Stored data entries
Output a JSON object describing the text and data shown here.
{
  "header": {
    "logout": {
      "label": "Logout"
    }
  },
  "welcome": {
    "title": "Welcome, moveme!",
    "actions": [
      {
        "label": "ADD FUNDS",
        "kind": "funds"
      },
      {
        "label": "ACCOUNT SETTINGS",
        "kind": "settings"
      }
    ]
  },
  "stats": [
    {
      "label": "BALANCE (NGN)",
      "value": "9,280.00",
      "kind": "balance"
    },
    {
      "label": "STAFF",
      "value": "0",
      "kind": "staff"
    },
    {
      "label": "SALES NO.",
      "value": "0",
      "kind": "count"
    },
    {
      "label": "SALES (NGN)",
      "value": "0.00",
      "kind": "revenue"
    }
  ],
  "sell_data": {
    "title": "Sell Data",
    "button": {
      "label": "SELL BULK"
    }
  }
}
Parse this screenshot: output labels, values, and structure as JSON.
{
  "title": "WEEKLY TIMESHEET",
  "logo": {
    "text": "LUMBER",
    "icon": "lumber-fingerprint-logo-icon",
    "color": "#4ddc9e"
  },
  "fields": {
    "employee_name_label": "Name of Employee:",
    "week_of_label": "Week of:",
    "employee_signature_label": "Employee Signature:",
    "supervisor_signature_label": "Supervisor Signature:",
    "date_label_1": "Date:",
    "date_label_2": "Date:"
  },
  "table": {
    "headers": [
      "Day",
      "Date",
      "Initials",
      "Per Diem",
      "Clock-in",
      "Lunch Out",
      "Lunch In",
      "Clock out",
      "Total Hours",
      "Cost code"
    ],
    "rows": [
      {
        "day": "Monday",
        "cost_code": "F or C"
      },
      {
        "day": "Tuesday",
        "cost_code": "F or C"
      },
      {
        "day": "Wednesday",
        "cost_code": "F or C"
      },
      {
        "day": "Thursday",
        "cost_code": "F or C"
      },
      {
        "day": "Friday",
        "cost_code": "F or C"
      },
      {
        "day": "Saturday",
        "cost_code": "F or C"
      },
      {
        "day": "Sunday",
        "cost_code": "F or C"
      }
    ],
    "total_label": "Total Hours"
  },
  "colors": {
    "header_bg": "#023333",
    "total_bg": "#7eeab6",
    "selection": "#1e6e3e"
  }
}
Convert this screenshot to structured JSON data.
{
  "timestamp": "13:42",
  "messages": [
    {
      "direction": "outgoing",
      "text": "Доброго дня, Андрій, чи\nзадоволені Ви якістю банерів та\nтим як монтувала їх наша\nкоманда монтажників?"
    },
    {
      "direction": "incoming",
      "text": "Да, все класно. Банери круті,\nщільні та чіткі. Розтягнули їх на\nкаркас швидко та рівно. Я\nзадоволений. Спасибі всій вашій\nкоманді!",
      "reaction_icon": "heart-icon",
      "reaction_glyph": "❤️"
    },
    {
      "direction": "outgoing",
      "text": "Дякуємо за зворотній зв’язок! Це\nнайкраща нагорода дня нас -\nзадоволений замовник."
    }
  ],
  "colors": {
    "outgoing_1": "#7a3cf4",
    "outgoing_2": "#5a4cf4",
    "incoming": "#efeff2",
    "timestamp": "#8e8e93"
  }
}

* **Exercise objective**
Repeat every record, exactly as written.

* **Output of the exercise**
Output a JSON object describing the text and data shown here.
{
  "header": {
    "logout": {
      "label": "Logout"
    }
  },
  "welcome": {
    "title": "Welcome, moveme!",
    "actions": [
      {
        "label": "ADD FUNDS",
        "kind": "funds"
      },
      {
        "label": "ACCOUNT SETTINGS",
        "kind": "settings"
      }
    ]
  },
  "stats": [
    {
      "label": "BALANCE (NGN)",
      "value": "9,280.00",
      "kind": "balance"
    },
    {
      "label": "STAFF",
      "value": "0",
      "kind": "staff"
    },
    {
      "label": "SALES NO.",
      "value": "0",
      "kind": "count"
    },
    {
      "label": "SALES (NGN)",
      "value": "0.00",
      "kind": "revenue"
    }
  ],
  "sell_data": {
    "title": "Sell Data",
    "button": {
      "label": "SELL BULK"
    }
  }
}
Parse this screenshot: output labels, values, and structure as JSON.
{
  "title": "WEEKLY TIMESHEET",
  "logo": {
    "text": "LUMBER",
    "icon": "lumber-fingerprint-logo-icon",
    "color": "#4ddc9e"
  },
  "fields": {
    "employee_name_label": "Name of Employee:",
    "week_of_label": "Week of:",
    "employee_signature_label": "Employee Signature:",
    "supervisor_signature_label": "Supervisor Signature:",
    "date_label_1": "Date:",
    "date_label_2": "Date:"
  },
  "table": {
    "headers": [
      "Day",
      "Date",
      "Initials",
      "Per Diem",
      "Clock-in",
      "Lunch Out",
      "Lunch In",
      "Clock out",
      "Total Hours",
      "Cost code"
    ],
    "rows": [
      {
        "day": "Monday",
        "cost_code": "F or C"
      },
      {
        "day": "Tuesday",
        "cost_code": "F or C"
      },
      {
        "day": "Wednesday",
        "cost_code": "F or C"
      },
      {
        "day": "Thursday",
        "cost_code": "F or C"
      },
      {
        "day": "Friday",
        "cost_code": "F or C"
      },
      {
        "day": "Saturday",
        "cost_code": "F or C"
      },
      {
        "day": "Sunday",
        "cost_code": "F or C"
      }
    ],
    "total_label": "Total Hours"
  },
  "colors": {
    "header_bg": "#023333",
    "total_bg": "#7eeab6",
    "selection": "#1e6e3e"
  }
}
Convert this screenshot to structured JSON data.
{
  "timestamp": "13:42",
  "messages": [
    {
      "direction": "outgoing",
      "text": "Доброго дня, Андрій, чи\nзадоволені Ви якістю банерів та\nтим як монтувала їх наша\nкоманда монтажників?"
    },
    {
      "direction": "incoming",
      "text": "Да, все класно. Банери круті,\nщільні та чіткі. Розтягнули їх на\nкаркас швидко та рівно. Я\nзадоволений. Спасибі всій вашій\nкоманді!",
      "reaction_icon": "heart-icon",
      "reaction_glyph": "❤️"
    },
    {
      "direction": "outgoing",
      "text": "Дякуємо за зворотній зв’язок! Це\nнайкраща нагорода дня нас -\nзадоволений замовник."
    }
  ],
  "colors": {
    "outgoing_1": "#7a3cf4",
    "outgoing_2": "#5a4cf4",
    "incoming": "#efeff2",
    "timestamp": "#8e8e93"
  }
}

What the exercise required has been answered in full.